## Work to be completed
Extend the news passage about cancer stem cells and leukemia prognosis, picking up right after its final sentence.

(Ivanhoe Newswire) " For the first time it is hypothesized that some cancers spring from and are replenished by a small dense population of self-renewing stem cells, therefore leukemia patients whose cancers express higher levels of genes associated with cancer stem cell have significantly poorer prognosis than patients with lower levels of the gene.
"The clinical implications of this concept are huge," acting assistant professor of oncology Ash Alizadeh, MD, was quoted as saying. "If we're not able to design therapies to target this self-renewing population of chemotherapy-resistant cells, the patients will continue to have a tendency to relapse." And yet, although much laboratory evidence exists to support the idea, clinical evidence to support the cancer stem cell hypothesis has until now been sparse.
Senior researcher and first author Andrew Gentles, PhD, along with gentles co-senior author, teamed up with assistant professor of hematology Ravindra Majeti, MD, PhD and co-senior author, and associate professor of radiology Sylvia Plevritis, PhD, to conduct a retrospective analysis of more than 1,000 patients with acute myeloid leukemia who were treated at centers in the Netherlands, Germany, Japan, and the U.S.

## Data for review
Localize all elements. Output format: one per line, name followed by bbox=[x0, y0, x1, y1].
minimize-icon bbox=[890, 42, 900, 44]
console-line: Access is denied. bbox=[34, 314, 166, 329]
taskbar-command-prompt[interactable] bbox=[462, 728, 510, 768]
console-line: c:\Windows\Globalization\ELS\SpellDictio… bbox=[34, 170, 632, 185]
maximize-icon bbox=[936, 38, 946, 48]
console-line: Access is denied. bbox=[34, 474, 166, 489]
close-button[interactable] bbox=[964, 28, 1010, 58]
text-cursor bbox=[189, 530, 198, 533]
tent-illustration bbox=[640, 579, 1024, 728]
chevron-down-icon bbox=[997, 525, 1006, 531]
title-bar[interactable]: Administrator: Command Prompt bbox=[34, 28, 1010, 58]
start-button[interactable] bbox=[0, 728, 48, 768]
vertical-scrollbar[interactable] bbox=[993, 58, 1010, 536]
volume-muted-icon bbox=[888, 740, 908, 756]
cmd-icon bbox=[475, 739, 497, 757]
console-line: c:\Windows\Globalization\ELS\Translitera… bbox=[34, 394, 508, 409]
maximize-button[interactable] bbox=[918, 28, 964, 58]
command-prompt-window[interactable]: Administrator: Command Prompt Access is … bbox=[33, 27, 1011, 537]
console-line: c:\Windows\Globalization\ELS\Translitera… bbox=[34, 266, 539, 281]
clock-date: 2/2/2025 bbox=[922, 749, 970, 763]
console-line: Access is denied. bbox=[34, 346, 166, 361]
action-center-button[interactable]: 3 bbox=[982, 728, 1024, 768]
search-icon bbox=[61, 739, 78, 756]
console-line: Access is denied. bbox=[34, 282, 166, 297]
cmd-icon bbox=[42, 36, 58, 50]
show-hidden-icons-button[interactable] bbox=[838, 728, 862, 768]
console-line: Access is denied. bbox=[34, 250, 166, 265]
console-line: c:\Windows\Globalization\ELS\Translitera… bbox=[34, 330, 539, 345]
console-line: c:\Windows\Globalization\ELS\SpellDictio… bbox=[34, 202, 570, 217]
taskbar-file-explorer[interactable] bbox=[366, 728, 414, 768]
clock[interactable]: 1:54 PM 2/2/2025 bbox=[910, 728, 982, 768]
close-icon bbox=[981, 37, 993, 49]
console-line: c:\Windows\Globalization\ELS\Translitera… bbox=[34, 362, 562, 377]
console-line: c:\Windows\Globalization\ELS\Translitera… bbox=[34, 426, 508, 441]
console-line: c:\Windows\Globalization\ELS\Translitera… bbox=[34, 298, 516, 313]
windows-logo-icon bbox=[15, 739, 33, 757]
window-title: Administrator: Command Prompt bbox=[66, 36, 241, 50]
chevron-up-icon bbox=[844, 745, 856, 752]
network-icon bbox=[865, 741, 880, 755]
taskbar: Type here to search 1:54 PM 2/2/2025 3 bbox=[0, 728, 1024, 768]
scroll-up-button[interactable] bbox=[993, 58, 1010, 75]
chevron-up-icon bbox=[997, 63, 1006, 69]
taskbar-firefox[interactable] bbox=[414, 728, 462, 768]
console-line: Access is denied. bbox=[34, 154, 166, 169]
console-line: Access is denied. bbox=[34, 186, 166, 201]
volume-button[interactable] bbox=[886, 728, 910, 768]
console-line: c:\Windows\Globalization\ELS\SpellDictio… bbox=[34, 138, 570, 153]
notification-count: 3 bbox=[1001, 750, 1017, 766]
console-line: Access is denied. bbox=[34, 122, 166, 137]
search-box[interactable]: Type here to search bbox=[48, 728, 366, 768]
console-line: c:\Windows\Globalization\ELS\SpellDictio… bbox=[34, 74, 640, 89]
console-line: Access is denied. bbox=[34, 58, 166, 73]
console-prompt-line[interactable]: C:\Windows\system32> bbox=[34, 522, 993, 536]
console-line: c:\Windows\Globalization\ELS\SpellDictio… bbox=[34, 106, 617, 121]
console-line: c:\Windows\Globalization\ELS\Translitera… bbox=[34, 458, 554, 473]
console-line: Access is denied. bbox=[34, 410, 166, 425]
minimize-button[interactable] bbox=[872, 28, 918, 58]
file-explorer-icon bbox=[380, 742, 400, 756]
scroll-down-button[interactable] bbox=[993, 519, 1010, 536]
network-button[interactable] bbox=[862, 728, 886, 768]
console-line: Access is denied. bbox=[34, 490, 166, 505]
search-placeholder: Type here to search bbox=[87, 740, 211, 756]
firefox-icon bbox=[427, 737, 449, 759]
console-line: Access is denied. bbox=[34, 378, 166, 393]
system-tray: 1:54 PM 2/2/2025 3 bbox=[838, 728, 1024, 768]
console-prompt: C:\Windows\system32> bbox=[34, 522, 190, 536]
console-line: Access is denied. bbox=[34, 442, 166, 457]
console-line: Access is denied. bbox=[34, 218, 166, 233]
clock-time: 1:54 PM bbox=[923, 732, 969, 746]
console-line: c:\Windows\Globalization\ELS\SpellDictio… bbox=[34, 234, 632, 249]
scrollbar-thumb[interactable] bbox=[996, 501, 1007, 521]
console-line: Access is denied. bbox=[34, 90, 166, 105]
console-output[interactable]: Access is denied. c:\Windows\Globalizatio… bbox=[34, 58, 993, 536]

## Answer for the task
The cancer stem cell hypothesis- which posits that some cancers spring from and are replenished by a small, hardy population of self-renewing cells- has gained increasing credibility as researchers from around the world have identified subpopulations of cells in a variety of solid and blood cancers that resist treatment and contribute to relapse in animal models. Many believe that terminating these stem cells could be a complete cure. However, studies in animals are still several steps removed from proving the idea's worth in humans.
"What's been lacking is clinical evidence that these observations in mice impact actual outcomes in human patients independently of existing prognostic factors," Majeti was quoted as saying. "We wanted to know, 'Do genes associated with leukemia stem cells confer a bad prognosis for a patient?'"
In this study, the researchers were interested in learning whether leukemia stem cells play a similarly important role in acute myeloid leukemia, which is one of the most aggressive blood cancers in adults."We've made very little progress in the treatment of AML over the past 40 years," Alizadeh was quoted as saying. "We're still using the same drugs and therapies we've always used, even though about 70 percent of patients with AML die within five years of diagnosis."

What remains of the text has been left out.